DATASET RECORDS:

[start]

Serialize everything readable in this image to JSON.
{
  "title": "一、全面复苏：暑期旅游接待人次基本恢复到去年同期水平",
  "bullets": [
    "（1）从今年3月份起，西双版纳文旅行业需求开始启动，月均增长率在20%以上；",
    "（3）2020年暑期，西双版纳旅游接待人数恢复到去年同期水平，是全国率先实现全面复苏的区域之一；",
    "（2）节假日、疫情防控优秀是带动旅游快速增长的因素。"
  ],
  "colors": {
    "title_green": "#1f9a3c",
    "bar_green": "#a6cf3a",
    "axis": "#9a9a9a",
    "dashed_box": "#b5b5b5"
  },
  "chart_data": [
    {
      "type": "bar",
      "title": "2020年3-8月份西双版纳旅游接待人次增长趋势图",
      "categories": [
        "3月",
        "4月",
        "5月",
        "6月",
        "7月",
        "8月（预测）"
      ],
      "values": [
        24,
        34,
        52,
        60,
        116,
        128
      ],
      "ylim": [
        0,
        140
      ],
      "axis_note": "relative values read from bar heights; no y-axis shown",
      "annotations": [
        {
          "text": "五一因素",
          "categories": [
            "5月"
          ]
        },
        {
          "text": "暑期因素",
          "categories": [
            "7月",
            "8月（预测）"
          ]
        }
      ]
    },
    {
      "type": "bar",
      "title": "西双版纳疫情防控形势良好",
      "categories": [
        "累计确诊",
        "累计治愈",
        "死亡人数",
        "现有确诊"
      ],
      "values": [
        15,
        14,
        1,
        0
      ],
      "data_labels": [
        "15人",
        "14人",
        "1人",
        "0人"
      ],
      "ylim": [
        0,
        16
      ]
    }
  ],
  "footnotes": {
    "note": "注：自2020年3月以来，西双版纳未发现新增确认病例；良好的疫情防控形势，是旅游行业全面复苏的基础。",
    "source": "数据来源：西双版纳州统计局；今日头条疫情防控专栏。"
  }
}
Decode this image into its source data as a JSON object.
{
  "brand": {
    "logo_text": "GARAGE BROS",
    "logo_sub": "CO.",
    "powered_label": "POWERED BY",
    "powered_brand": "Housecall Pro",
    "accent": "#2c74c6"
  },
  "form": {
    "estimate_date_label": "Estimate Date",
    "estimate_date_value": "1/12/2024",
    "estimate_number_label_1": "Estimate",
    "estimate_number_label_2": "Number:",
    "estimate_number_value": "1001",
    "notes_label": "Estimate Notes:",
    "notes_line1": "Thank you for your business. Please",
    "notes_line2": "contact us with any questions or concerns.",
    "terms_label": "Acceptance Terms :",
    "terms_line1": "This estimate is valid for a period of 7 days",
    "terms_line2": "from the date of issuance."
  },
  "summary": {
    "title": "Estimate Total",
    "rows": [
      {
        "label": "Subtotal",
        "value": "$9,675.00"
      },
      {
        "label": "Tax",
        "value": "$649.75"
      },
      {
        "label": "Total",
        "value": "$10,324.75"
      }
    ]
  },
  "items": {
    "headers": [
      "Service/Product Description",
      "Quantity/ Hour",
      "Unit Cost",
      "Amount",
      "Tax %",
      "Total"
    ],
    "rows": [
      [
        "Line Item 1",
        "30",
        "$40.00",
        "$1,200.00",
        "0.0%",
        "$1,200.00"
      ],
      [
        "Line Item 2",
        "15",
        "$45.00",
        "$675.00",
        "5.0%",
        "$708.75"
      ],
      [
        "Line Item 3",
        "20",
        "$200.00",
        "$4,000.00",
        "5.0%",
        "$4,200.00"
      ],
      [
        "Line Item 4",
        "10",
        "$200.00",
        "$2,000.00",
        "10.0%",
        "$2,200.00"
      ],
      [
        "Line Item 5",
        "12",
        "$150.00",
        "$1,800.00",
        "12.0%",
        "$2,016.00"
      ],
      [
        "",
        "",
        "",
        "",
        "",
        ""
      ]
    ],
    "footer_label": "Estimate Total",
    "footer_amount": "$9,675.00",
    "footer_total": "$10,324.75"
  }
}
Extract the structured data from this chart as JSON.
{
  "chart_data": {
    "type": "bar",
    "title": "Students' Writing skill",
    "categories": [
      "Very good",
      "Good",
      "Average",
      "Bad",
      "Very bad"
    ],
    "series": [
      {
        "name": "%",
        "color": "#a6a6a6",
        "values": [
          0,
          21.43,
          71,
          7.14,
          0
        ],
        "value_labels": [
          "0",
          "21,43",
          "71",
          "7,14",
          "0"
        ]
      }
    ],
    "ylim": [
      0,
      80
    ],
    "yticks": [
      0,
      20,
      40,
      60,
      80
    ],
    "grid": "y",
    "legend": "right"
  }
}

[end]

What is needed here is an exact reproduction of all the entries.

SOLUTION TO THIS PROBLEM:
Serialize everything readable in this image to JSON.
{
  "title": "一、全面复苏：暑期旅游接待人次基本恢复到去年同期水平",
  "bullets": [
    "（1）从今年3月份起，西双版纳文旅行业需求开始启动，月均增长率在20%以上；",
    "（3）2020年暑期，西双版纳旅游接待人数恢复到去年同期水平，是全国率先实现全面复苏的区域之一；",
    "（2）节假日、疫情防控优秀是带动旅游快速增长的因素。"
  ],
  "colors": {
    "title_green": "#1f9a3c",
    "bar_green": "#a6cf3a",
    "axis": "#9a9a9a",
    "dashed_box": "#b5b5b5"
  },
  "chart_data": [
    {
      "type": "bar",
      "title": "2020年3-8月份西双版纳旅游接待人次增长趋势图",
      "categories": [
        "3月",
        "4月",
        "5月",
        "6月",
        "7月",
        "8月（预测）"
      ],
      "values": [
        24,
        34,
        52,
        60,
        116,
        128
      ],
      "ylim": [
        0,
        140
      ],
      "axis_note": "relative values read from bar heights; no y-axis shown",
      "annotations": [
        {
          "text": "五一因素",
          "categories": [
            "5月"
          ]
        },
        {
          "text": "暑期因素",
          "categories": [
            "7月",
            "8月（预测）"
          ]
        }
      ]
    },
    {
      "type": "bar",
      "title": "西双版纳疫情防控形势良好",
      "categories": [
        "累计确诊",
        "累计治愈",
        "死亡人数",
        "现有确诊"
      ],
      "values": [
        15,
        14,
        1,
        0
      ],
      "data_labels": [
        "15人",
        "14人",
        "1人",
        "0人"
      ],
      "ylim": [
        0,
        16
      ]
    }
  ],
  "footnotes": {
    "note": "注：自2020年3月以来，西双版纳未发现新增确认病例；良好的疫情防控形势，是旅游行业全面复苏的基础。",
    "source": "数据来源：西双版纳州统计局；今日头条疫情防控专栏。"
  }
}
Decode this image into its source data as a JSON object.
{
  "brand": {
    "logo_text": "GARAGE BROS",
    "logo_sub": "CO.",
    "powered_label": "POWERED BY",
    "powered_brand": "Housecall Pro",
    "accent": "#2c74c6"
  },
  "form": {
    "estimate_date_label": "Estimate Date",
    "estimate_date_value": "1/12/2024",
    "estimate_number_label_1": "Estimate",
    "estimate_number_label_2": "Number:",
    "estimate_number_value": "1001",
    "notes_label": "Estimate Notes:",
    "notes_line1": "Thank you for your business. Please",
    "notes_line2": "contact us with any questions or concerns.",
    "terms_label": "Acceptance Terms :",
    "terms_line1": "This estimate is valid for a period of 7 days",
    "terms_line2": "from the date of issuance."
  },
  "summary": {
    "title": "Estimate Total",
    "rows": [
      {
        "label": "Subtotal",
        "value": "$9,675.00"
      },
      {
        "label": "Tax",
        "value": "$649.75"
      },
      {
        "label": "Total",
        "value": "$10,324.75"
      }
    ]
  },
  "items": {
    "headers": [
      "Service/Product Description",
      "Quantity/ Hour",
      "Unit Cost",
      "Amount",
      "Tax %",
      "Total"
    ],
    "rows": [
      [
        "Line Item 1",
        "30",
        "$40.00",
        "$1,200.00",
        "0.0%",
        "$1,200.00"
      ],
      [
        "Line Item 2",
        "15",
        "$45.00",
        "$675.00",
        "5.0%",
        "$708.75"
      ],
      [
        "Line Item 3",
        "20",
        "$200.00",
        "$4,000.00",
        "5.0%",
        "$4,200.00"
      ],
      [
        "Line Item 4",
        "10",
        "$200.00",
        "$2,000.00",
        "10.0%",
        "$2,200.00"
      ],
      [
        "Line Item 5",
        "12",
        "$150.00",
        "$1,800.00",
        "12.0%",
        "$2,016.00"
      ],
      [
        "",
        "",
        "",
        "",
        "",
        ""
      ]
    ],
    "footer_label": "Estimate Total",
    "footer_amount": "$9,675.00",
    "footer_total": "$10,324.75"
  }
}
Extract the structured data from this chart as JSON.
{
  "chart_data": {
    "type": "bar",
    "title": "Students' Writing skill",
    "categories": [
      "Very good",
      "Good",
      "Average",
      "Bad",
      "Very bad"
    ],
    "series": [
      {
        "name": "%",
        "color": "#a6a6a6",
        "values": [
          0,
          21.43,
          71,
          7.14,
          0
        ],
        "value_labels": [
          "0",
          "21,43",
          "71",
          "7,14",
          "0"
        ]
      }
    ],
    "ylim": [
      0,
      80
    ],
    "yticks": [
      0,
      20,
      40,
      60,
      80
    ],
    "grid": "y",
    "legend": "right"
  }
}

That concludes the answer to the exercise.